* Start *

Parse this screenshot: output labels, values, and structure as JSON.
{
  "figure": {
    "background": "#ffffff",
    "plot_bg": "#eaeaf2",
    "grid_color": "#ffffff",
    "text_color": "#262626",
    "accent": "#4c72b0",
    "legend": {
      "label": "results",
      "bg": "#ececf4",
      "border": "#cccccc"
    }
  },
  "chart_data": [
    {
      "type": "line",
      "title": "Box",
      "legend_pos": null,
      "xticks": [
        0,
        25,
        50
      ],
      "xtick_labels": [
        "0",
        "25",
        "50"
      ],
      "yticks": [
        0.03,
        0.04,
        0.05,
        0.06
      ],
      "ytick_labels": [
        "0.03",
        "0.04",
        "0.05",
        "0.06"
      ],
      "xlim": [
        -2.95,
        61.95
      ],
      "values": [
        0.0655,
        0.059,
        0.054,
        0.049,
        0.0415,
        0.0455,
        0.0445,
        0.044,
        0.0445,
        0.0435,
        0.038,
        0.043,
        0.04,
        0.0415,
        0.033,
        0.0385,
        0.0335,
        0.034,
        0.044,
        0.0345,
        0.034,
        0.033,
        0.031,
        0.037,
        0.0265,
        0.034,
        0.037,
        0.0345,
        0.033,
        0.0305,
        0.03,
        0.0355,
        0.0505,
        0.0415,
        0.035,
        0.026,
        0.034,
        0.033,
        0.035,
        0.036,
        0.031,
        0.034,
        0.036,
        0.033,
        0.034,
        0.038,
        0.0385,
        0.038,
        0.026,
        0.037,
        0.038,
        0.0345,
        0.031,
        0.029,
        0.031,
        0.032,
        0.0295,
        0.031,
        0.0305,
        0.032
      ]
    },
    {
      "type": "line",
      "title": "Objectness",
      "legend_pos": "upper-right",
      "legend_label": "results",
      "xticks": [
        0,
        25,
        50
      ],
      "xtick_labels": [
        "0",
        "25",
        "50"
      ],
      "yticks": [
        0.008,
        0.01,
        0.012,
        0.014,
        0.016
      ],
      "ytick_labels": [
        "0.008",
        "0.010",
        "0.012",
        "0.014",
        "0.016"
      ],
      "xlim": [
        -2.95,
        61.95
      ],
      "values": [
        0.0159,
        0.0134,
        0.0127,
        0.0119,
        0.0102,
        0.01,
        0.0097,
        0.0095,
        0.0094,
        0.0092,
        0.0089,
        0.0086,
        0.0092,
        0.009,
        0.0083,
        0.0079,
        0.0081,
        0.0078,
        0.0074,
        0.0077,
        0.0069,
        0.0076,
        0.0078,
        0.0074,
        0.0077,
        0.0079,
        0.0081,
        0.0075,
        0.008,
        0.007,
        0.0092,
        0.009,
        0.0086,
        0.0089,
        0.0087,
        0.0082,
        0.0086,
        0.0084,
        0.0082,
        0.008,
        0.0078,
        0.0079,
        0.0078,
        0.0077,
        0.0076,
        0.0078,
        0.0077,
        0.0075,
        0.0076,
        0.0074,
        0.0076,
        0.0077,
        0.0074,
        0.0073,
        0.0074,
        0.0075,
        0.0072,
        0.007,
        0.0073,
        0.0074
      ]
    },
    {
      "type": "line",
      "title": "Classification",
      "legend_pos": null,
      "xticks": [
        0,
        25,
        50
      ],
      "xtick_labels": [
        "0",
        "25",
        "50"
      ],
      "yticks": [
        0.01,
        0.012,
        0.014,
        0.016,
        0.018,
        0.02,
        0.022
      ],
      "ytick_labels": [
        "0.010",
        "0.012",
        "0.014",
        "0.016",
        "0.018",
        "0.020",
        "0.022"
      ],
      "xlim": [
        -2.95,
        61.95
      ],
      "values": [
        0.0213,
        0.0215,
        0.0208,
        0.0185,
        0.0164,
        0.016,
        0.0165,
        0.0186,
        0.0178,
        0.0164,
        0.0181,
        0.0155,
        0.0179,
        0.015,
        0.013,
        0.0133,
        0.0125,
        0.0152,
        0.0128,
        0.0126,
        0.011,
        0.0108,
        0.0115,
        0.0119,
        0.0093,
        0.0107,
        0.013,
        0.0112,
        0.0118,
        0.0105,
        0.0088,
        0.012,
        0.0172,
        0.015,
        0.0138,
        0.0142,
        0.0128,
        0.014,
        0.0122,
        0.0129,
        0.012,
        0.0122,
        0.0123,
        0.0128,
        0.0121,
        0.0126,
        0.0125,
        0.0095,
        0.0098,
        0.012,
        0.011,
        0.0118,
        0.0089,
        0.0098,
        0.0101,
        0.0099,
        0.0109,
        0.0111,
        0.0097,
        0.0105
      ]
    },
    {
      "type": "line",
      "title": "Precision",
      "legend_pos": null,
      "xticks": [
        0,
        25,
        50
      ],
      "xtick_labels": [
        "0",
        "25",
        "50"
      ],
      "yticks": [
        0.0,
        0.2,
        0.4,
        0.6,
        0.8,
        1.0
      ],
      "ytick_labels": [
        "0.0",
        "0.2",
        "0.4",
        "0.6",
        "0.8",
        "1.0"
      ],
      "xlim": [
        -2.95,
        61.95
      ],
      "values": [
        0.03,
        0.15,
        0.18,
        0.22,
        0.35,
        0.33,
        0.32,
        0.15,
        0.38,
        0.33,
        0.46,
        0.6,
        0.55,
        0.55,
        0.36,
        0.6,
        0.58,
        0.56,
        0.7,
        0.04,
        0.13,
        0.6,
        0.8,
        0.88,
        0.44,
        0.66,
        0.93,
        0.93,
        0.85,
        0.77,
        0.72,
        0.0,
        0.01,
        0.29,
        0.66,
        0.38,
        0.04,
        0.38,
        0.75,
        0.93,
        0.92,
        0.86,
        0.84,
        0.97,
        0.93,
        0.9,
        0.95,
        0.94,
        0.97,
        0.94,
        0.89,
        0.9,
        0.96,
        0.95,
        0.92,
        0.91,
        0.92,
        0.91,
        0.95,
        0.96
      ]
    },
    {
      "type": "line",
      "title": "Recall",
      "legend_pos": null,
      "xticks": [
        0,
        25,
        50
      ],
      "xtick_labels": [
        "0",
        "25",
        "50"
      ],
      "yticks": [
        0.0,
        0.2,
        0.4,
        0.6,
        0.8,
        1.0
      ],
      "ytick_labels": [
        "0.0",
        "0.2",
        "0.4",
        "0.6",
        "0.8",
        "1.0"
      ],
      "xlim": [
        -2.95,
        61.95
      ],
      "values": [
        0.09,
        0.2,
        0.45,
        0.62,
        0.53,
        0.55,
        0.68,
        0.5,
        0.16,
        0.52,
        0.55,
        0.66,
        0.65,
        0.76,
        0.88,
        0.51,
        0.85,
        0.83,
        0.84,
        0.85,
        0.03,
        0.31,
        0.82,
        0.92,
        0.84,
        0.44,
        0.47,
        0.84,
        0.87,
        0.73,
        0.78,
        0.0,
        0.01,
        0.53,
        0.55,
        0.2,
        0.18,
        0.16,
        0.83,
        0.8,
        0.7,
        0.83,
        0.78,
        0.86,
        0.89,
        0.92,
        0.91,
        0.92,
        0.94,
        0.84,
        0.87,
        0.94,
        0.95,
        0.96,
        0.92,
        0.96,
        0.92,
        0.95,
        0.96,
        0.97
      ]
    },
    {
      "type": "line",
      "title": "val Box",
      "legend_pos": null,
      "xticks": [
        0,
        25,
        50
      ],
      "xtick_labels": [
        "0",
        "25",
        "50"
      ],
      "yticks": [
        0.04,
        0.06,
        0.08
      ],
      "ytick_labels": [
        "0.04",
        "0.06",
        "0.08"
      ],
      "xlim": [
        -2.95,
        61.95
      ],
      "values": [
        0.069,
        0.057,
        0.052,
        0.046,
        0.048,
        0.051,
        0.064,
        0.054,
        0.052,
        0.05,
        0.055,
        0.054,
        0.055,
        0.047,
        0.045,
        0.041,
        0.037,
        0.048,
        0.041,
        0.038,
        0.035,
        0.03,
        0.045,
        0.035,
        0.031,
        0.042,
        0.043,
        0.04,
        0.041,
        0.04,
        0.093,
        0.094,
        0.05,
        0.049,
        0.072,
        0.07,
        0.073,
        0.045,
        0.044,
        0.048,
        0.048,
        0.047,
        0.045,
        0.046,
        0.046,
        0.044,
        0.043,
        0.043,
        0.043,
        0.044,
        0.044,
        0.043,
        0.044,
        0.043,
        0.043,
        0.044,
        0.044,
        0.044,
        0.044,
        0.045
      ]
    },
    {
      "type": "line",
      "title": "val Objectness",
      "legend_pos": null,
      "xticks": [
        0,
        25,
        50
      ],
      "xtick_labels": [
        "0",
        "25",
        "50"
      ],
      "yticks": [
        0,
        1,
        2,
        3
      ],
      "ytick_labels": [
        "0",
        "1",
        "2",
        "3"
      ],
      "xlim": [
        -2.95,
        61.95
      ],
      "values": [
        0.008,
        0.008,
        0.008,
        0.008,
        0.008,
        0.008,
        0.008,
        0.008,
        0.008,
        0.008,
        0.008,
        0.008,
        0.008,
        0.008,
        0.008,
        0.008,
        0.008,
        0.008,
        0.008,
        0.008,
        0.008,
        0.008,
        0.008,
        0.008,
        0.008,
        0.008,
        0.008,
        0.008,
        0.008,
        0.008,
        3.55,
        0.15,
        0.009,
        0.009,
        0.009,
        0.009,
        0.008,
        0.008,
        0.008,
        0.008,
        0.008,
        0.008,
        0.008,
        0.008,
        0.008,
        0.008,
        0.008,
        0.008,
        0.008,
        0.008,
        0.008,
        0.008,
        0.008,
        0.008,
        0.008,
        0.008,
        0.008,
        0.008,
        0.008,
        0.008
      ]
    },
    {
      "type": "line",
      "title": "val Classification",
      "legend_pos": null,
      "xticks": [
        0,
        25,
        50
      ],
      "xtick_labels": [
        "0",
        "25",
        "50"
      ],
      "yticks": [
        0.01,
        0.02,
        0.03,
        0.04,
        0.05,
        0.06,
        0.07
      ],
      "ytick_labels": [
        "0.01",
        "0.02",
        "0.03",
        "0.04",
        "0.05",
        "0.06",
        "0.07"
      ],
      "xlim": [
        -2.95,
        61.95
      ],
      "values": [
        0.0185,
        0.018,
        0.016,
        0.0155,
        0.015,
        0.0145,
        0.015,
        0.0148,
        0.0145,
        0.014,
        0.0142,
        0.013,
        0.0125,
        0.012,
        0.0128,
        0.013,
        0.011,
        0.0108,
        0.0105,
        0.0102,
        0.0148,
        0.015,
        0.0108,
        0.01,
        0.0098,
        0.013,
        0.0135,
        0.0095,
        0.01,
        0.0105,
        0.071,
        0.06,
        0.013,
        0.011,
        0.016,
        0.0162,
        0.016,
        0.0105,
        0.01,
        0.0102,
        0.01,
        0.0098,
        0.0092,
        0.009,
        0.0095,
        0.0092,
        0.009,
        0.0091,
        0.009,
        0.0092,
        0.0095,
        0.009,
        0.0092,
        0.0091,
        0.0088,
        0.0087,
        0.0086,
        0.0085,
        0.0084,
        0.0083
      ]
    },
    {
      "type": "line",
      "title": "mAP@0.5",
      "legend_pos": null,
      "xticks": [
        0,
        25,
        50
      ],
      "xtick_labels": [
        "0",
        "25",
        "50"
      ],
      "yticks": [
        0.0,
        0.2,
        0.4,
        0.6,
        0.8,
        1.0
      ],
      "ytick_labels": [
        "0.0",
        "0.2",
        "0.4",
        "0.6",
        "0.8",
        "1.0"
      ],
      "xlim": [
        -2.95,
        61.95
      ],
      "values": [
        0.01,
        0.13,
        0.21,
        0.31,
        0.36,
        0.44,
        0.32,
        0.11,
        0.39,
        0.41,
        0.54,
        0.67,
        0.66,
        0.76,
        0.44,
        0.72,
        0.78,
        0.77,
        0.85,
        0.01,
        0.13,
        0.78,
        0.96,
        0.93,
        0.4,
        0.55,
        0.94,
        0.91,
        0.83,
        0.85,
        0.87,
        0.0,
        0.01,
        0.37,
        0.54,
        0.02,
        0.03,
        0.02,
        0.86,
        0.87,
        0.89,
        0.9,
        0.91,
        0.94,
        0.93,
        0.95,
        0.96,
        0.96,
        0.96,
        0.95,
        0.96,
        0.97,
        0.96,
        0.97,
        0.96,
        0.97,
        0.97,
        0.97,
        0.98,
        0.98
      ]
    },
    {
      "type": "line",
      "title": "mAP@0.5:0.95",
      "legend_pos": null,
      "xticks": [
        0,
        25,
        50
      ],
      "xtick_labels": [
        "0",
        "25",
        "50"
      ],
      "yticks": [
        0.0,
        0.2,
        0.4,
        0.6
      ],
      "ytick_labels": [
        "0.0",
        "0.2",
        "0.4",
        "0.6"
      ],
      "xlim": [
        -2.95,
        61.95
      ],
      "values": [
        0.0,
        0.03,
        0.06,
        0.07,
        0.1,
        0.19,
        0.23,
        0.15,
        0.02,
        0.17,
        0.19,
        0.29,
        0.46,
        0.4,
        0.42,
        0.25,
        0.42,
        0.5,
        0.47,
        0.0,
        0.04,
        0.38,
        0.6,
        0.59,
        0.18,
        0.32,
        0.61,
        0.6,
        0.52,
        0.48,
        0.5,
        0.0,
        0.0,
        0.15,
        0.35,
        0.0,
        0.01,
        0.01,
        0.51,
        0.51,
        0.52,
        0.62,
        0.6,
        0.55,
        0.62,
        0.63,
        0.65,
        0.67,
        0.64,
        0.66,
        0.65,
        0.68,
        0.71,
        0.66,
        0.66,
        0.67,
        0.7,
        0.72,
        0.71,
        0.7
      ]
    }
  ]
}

* End *

_What you are asked to do_
Tally the lines in the listing that hold "title" and report the number alone.

_Solution for this exercise_
10